● **SUPPLIED MATERIAL**

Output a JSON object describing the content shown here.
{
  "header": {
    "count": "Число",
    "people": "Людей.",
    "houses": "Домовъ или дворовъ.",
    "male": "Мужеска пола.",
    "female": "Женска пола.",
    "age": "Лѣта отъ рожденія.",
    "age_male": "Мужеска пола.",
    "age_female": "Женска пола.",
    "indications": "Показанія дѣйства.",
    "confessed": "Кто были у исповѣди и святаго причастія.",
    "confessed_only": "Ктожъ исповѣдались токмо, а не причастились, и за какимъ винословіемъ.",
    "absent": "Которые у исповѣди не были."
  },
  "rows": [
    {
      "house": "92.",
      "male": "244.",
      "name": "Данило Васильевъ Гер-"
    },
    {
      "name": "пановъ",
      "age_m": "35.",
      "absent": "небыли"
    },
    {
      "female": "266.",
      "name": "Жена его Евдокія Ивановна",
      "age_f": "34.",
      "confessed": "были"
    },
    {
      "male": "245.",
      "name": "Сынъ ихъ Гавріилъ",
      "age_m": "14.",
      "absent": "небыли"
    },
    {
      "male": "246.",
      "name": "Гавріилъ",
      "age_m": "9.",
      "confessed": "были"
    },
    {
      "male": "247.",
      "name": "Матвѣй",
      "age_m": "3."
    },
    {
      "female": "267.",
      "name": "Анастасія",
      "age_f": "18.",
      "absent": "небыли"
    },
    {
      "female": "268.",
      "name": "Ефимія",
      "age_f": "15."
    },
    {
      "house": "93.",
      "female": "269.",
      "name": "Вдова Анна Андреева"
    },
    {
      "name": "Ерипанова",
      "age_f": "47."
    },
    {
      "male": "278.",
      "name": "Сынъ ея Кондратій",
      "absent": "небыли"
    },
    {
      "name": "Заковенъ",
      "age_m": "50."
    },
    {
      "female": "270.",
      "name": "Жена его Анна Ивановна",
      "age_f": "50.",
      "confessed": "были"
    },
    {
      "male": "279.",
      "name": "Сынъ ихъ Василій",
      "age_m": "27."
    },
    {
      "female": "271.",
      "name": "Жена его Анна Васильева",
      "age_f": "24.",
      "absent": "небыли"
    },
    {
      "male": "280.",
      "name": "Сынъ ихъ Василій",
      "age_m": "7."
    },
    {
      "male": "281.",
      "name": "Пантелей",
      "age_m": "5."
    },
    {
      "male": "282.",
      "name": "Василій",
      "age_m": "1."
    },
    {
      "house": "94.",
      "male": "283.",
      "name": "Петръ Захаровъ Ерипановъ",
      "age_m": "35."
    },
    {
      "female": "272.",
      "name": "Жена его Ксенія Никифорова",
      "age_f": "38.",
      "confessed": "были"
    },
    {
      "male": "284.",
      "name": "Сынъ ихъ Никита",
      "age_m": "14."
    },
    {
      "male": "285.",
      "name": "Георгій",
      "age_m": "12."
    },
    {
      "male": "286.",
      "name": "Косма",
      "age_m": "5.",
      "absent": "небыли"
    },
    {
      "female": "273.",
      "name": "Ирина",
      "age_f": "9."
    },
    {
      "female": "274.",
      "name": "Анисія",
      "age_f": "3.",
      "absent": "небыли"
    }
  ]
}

---

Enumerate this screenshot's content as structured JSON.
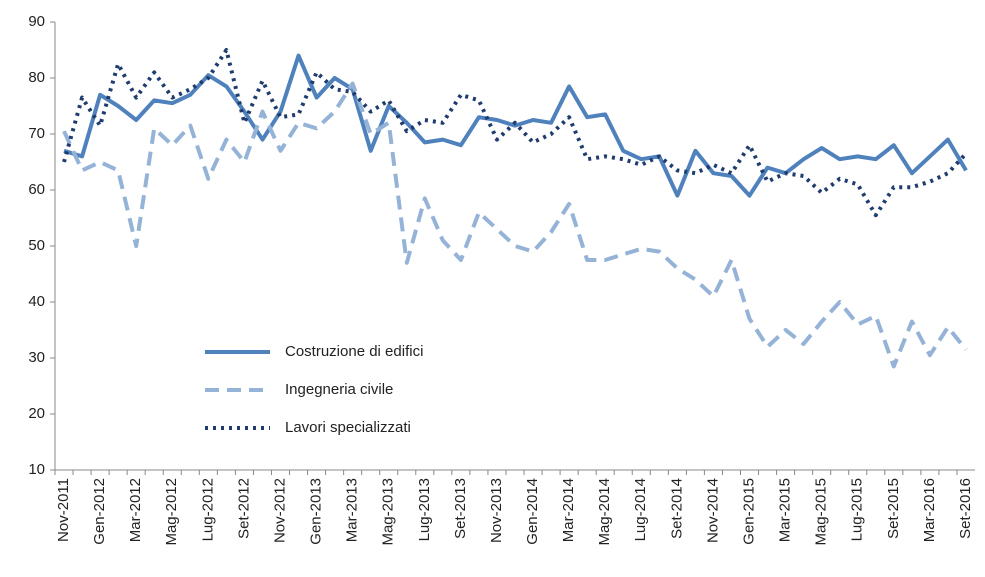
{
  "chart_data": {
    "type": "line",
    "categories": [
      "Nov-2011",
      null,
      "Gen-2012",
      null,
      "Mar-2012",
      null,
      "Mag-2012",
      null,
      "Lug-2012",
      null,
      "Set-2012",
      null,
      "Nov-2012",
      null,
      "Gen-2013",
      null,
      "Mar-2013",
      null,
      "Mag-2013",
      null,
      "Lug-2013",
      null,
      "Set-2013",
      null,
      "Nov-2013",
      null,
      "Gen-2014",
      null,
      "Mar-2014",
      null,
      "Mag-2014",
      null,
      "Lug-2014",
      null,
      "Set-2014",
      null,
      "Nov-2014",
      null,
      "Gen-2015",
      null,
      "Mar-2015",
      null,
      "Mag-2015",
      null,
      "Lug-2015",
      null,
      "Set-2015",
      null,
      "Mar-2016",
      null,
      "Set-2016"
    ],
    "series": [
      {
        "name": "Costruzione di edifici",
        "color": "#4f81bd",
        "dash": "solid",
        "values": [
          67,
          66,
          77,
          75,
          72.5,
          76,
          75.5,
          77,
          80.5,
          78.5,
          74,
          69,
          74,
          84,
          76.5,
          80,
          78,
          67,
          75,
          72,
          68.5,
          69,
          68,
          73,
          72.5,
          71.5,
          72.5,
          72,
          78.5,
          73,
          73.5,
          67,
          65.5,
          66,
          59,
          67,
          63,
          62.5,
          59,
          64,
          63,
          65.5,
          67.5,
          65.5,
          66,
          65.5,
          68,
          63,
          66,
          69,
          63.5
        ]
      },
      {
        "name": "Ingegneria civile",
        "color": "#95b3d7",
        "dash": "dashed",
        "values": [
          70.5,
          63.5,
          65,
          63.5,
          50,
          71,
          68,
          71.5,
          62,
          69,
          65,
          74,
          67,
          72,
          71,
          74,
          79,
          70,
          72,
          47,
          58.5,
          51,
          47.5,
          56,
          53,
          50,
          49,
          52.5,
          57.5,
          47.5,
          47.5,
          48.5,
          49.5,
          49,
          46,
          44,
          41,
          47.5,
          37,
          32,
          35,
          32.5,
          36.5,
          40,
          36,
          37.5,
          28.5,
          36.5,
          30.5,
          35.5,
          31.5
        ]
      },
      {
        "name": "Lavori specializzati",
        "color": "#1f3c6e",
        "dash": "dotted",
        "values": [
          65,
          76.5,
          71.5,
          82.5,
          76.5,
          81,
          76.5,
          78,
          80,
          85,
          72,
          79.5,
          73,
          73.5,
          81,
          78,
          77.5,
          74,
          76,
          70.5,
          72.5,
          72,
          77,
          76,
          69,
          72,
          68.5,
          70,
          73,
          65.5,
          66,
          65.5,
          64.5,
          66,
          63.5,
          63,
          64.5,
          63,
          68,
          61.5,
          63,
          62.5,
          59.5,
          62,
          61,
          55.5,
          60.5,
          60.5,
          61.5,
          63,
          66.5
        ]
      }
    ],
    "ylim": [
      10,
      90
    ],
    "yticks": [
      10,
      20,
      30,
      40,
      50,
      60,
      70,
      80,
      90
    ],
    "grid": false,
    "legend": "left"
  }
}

● **TO BE DONE**
Review the preceding data and report every line that includes the string "Жена".

● **RESPONSE**
      "name": "Жена его Евдокія Ивановна",
      "name": "Жена его Анна Ивановна",
      "name": "Жена его Анна Васильева",
      "name": "Жена его Ксенія Никифорова",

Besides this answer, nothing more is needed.